Directions for this task:
Look through the data and write out every line with the word "Density" in it.

Available data:

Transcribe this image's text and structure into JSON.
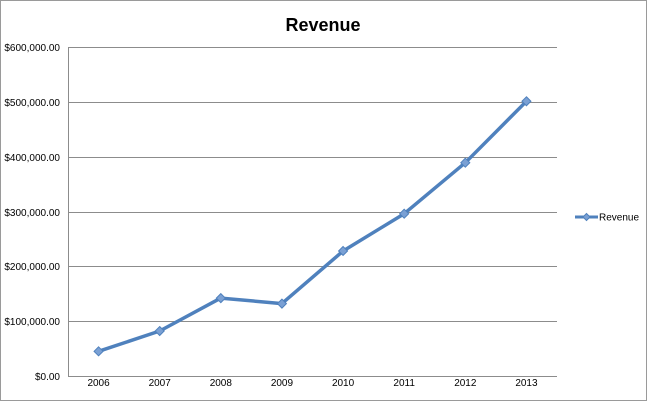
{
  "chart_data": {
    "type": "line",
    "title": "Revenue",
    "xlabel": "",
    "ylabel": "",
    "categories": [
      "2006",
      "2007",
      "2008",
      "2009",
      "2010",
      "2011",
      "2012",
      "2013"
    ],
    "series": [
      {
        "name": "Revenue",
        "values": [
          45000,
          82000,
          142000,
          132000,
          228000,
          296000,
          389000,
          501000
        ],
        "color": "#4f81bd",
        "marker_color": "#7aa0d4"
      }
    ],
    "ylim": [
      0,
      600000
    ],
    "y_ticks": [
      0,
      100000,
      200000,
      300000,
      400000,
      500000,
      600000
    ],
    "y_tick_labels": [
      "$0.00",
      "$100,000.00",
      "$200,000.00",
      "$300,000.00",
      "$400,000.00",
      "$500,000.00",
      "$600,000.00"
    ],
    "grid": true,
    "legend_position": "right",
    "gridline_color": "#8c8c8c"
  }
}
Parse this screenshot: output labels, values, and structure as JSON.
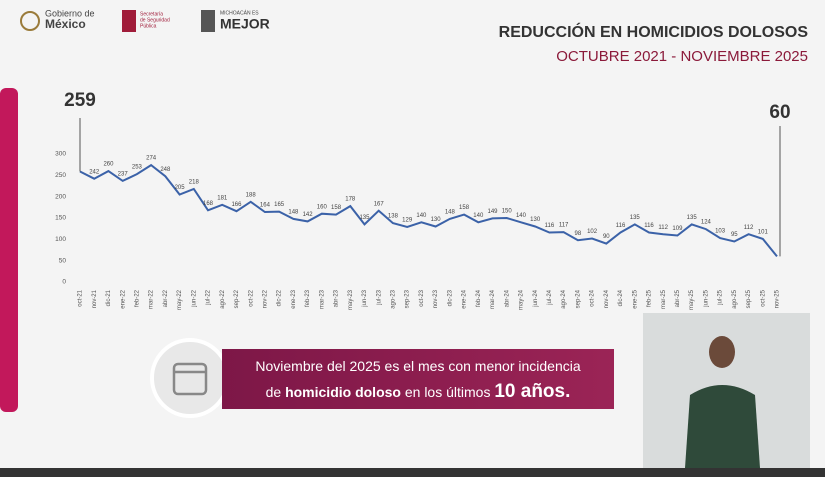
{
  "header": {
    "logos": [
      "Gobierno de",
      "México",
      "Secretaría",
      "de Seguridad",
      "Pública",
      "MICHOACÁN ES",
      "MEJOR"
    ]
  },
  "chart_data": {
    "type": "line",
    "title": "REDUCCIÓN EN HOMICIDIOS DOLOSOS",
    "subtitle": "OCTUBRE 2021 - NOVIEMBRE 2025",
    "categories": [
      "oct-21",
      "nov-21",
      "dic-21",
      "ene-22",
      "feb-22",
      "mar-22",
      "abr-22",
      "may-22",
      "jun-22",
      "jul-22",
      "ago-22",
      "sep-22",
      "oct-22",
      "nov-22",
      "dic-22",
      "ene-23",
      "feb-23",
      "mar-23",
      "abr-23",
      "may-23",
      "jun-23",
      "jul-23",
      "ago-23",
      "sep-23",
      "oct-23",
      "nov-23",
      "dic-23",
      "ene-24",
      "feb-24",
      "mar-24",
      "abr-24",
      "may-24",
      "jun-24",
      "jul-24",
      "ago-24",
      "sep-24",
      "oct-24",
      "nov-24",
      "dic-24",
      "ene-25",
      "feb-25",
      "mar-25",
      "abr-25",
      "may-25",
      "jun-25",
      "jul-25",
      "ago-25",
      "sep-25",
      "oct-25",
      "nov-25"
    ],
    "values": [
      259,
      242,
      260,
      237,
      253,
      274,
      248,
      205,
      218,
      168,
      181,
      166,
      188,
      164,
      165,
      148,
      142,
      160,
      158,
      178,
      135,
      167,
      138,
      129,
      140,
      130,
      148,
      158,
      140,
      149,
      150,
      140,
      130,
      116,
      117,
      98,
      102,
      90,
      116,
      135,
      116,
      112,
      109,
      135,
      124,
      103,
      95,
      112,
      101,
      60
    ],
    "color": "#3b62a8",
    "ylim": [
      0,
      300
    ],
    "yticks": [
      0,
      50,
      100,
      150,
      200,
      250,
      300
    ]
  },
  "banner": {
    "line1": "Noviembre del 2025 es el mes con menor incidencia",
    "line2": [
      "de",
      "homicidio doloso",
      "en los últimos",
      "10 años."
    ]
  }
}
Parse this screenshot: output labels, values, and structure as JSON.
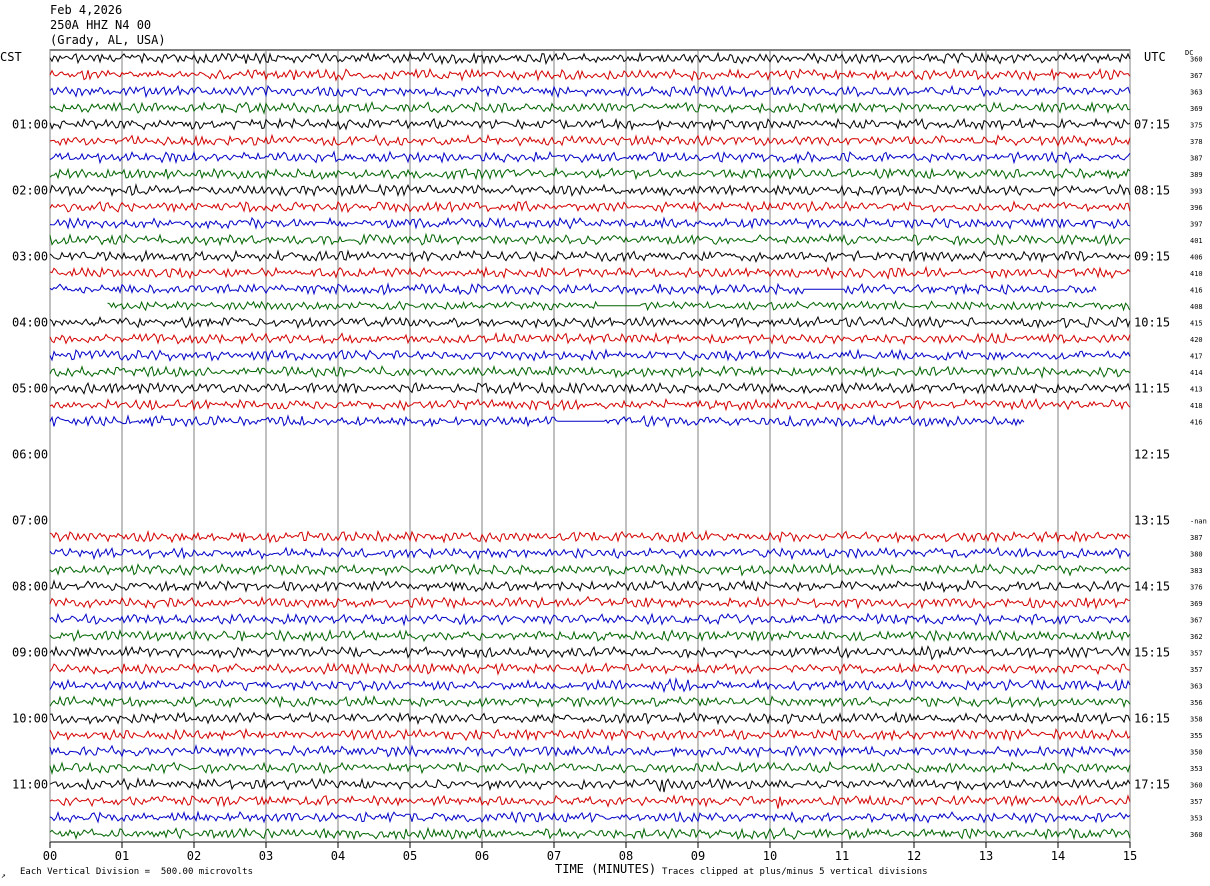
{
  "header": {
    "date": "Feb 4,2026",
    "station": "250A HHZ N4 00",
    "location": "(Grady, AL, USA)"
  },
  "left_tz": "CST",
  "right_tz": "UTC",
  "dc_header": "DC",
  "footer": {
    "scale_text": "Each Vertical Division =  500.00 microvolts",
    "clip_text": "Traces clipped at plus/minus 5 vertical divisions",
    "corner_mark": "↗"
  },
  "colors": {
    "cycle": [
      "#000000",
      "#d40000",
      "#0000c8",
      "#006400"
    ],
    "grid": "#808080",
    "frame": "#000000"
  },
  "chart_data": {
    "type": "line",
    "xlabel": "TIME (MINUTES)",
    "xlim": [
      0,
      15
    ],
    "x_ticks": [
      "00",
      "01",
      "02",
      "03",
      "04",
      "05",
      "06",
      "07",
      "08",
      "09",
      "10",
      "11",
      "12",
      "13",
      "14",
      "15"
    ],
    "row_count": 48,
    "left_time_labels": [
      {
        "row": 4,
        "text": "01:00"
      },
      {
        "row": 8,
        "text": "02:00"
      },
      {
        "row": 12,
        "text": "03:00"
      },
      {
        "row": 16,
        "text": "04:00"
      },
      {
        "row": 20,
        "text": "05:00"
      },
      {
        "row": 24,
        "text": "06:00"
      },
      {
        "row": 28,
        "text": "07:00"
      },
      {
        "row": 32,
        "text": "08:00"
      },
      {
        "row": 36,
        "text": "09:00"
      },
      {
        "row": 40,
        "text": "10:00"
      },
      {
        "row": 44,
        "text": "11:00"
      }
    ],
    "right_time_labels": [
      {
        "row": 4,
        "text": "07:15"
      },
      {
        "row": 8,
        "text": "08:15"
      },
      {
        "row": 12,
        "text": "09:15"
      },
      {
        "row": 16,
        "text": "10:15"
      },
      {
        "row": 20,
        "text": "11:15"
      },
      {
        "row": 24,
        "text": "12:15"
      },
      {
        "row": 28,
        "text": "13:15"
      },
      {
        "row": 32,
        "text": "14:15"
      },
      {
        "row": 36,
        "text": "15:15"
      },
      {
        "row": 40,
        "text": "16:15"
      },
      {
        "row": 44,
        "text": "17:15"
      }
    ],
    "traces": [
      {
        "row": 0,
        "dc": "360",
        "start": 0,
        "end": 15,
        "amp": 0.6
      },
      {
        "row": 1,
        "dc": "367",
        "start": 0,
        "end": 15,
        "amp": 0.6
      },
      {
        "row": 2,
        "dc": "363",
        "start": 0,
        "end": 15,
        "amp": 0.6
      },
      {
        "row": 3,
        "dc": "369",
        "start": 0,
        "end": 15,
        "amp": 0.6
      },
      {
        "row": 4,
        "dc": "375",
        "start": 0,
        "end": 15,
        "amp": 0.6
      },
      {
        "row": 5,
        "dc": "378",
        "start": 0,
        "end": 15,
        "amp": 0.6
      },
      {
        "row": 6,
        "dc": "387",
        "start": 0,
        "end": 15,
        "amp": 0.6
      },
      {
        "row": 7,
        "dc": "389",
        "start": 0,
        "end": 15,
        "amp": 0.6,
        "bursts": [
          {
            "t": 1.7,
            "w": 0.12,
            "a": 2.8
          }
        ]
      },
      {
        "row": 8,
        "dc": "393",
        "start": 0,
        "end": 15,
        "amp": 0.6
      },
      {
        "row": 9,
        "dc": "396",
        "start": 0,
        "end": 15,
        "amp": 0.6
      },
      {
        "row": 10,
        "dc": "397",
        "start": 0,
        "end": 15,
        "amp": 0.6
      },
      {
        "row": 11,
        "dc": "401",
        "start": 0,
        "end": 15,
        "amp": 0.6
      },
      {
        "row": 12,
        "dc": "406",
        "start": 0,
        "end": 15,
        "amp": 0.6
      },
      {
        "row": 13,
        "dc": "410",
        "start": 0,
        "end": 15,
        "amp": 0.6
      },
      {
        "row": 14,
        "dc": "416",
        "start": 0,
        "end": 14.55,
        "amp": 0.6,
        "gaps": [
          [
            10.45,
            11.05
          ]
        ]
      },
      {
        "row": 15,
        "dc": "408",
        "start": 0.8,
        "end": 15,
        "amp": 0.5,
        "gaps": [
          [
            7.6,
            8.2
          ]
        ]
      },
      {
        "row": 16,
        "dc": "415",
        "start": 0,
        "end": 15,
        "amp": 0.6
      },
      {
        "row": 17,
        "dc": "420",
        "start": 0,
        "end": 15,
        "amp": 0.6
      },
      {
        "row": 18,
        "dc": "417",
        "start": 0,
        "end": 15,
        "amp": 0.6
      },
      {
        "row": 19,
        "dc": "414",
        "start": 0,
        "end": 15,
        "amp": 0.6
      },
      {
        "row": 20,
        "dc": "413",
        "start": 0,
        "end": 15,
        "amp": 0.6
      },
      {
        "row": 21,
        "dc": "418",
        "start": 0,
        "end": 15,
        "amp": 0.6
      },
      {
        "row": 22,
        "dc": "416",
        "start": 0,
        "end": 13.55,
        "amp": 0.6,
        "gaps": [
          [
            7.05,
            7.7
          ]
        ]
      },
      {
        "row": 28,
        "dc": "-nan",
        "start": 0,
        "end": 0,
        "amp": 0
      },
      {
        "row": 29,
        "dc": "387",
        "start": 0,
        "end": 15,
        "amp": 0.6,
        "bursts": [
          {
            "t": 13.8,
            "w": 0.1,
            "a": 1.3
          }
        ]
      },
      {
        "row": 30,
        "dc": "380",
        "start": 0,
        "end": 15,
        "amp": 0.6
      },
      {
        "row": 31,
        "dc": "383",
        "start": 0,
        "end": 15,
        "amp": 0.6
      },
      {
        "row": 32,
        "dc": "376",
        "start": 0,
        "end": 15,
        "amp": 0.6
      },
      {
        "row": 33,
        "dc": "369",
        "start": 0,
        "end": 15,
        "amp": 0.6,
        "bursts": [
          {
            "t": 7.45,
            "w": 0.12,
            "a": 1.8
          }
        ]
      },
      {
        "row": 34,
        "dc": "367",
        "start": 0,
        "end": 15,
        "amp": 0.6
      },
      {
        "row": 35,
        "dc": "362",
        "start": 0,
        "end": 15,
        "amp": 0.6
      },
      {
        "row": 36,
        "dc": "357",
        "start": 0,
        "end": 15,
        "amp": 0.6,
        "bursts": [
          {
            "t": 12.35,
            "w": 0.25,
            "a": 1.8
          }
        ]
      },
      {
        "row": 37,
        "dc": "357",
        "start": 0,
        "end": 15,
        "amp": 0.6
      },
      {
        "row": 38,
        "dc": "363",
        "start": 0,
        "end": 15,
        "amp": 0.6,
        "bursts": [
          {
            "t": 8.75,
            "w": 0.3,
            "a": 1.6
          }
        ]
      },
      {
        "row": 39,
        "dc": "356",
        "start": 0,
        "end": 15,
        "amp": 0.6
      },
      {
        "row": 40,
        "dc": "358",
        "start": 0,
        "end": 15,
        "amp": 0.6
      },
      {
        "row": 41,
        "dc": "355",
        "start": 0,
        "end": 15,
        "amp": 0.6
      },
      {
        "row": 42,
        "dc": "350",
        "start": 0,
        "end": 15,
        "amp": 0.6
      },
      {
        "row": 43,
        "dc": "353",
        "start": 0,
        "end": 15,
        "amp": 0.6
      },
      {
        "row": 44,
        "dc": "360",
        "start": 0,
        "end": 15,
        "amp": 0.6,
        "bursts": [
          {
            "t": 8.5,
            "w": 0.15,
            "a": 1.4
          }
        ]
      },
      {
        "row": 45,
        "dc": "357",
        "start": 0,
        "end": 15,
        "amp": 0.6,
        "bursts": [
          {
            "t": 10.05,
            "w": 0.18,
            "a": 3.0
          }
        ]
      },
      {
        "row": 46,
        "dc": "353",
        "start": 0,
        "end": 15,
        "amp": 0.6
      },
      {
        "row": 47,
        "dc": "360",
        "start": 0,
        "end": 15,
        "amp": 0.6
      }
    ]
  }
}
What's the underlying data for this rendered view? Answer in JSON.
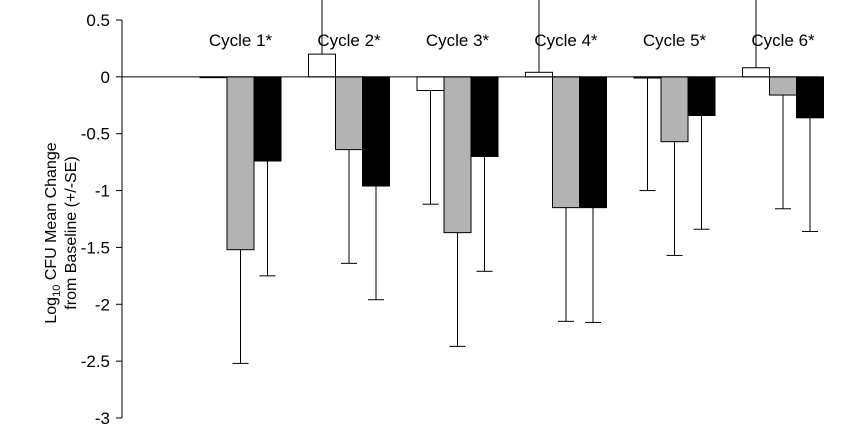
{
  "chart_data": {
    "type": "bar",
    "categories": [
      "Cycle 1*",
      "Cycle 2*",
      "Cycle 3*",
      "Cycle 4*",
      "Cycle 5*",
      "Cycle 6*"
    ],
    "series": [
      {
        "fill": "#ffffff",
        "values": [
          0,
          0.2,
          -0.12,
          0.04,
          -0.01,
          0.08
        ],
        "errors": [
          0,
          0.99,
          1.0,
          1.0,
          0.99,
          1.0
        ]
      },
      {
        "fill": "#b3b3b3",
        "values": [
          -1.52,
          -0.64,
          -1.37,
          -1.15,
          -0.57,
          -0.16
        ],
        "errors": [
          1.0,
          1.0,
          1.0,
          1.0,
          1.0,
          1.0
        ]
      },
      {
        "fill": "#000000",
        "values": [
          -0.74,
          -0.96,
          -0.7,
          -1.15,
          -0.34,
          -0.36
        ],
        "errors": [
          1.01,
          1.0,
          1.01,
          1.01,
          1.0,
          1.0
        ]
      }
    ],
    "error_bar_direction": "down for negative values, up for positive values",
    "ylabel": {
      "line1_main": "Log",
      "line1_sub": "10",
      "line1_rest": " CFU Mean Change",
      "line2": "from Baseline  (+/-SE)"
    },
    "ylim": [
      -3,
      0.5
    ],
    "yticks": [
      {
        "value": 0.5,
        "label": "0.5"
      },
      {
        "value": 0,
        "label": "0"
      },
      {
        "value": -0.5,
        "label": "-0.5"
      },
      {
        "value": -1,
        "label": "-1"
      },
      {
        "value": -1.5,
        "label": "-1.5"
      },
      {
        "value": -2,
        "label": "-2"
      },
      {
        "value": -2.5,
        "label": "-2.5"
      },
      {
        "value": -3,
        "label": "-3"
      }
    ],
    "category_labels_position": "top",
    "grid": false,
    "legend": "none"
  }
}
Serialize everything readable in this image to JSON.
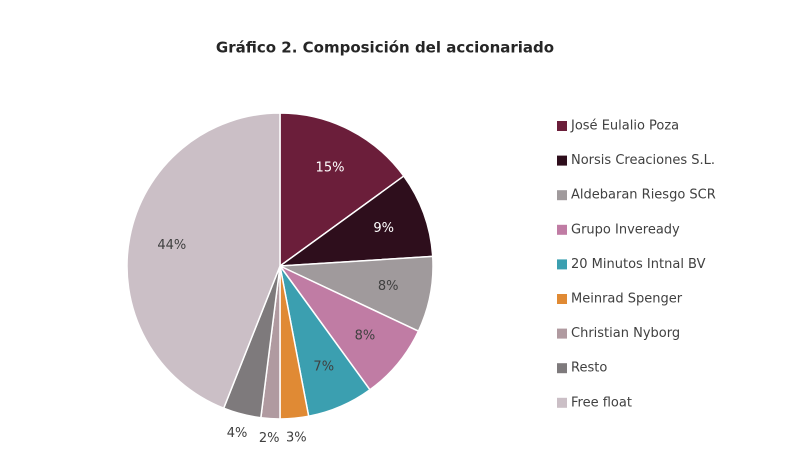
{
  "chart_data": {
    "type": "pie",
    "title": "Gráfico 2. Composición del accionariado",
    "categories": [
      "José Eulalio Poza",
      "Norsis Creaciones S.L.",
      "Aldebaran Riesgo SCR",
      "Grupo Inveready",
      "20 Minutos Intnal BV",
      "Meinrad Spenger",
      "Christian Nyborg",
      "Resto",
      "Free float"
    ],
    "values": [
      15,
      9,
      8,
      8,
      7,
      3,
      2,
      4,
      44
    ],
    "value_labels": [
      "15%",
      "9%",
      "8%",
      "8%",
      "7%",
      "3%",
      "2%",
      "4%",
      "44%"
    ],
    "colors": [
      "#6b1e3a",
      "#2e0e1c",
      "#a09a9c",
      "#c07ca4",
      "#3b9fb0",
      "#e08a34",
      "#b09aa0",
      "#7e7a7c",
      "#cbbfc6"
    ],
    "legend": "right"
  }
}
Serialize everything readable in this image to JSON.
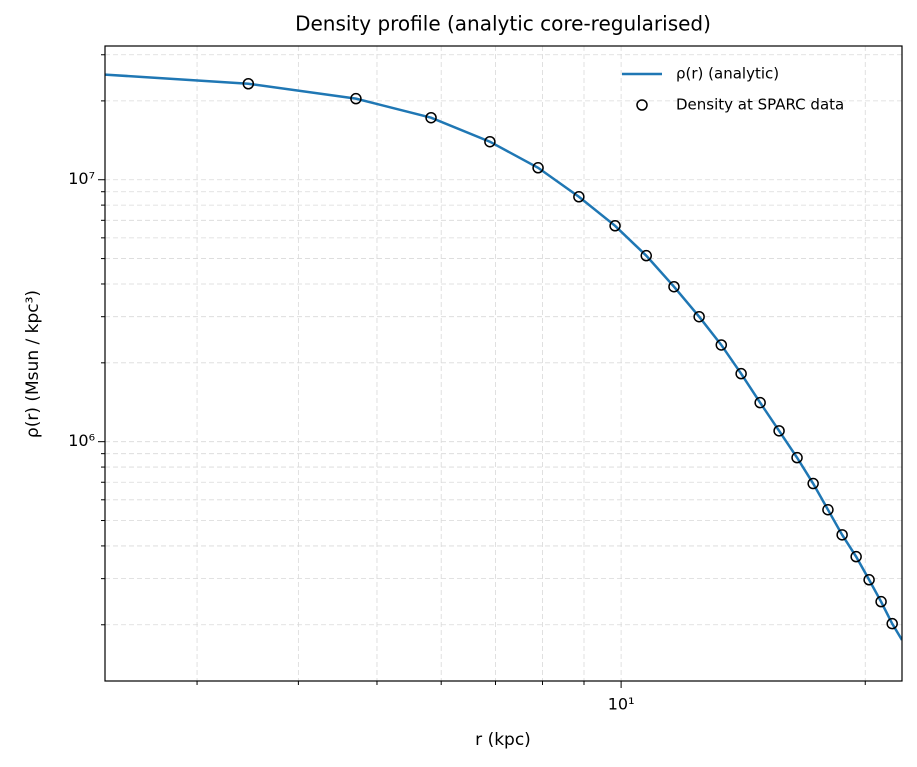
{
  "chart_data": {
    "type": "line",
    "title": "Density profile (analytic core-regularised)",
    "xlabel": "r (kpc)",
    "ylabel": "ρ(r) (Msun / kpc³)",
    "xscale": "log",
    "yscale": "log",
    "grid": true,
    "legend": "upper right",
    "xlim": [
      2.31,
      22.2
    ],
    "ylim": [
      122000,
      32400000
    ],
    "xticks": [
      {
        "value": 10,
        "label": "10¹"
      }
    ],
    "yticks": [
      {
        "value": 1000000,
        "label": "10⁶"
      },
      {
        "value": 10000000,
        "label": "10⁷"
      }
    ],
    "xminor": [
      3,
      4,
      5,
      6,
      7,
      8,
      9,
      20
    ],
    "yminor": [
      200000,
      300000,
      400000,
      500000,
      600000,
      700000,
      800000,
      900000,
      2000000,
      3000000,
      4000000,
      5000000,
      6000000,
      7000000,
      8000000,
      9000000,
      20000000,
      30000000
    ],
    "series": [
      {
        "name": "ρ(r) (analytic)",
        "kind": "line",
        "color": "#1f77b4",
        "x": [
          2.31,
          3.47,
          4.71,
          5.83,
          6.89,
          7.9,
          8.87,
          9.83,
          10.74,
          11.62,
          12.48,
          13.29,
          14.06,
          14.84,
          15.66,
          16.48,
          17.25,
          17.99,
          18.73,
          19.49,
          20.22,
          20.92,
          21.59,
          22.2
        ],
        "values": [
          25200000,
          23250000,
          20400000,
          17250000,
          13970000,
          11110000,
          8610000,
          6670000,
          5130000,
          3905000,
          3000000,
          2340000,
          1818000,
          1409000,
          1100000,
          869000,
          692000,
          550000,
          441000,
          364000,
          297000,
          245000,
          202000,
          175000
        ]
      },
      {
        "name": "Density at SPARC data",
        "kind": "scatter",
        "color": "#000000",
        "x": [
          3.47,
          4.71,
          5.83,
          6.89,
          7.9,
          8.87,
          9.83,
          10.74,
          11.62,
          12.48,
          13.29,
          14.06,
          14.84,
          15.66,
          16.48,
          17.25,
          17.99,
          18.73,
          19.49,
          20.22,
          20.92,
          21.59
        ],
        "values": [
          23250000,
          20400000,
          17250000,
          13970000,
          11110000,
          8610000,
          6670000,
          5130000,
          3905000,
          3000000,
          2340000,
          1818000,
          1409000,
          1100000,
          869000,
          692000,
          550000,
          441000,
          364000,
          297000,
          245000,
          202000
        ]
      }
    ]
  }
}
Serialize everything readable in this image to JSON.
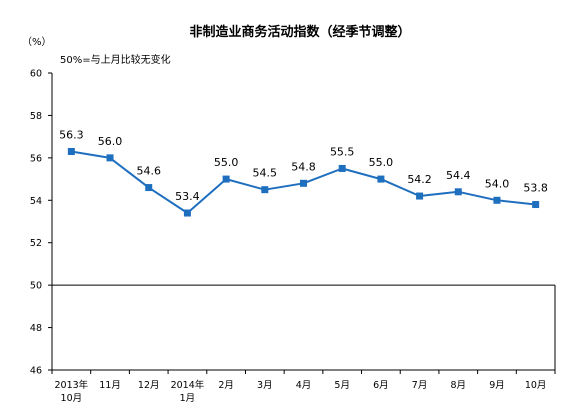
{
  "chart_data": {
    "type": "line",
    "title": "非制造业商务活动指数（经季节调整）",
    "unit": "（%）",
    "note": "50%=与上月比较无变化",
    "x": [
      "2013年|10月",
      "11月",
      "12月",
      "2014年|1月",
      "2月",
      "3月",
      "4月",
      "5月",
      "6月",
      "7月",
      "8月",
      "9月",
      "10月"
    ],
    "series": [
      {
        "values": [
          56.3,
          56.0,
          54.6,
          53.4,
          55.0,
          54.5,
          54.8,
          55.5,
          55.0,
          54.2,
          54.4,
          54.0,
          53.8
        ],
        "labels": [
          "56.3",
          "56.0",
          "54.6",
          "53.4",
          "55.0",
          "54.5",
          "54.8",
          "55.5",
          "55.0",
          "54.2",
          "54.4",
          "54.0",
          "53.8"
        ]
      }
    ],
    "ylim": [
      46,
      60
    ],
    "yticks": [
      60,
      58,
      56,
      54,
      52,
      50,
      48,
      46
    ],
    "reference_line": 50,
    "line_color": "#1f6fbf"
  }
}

The solution:
    "title": "Density profile (analytic core-regularised)",
        "name": "Density at SPARC data",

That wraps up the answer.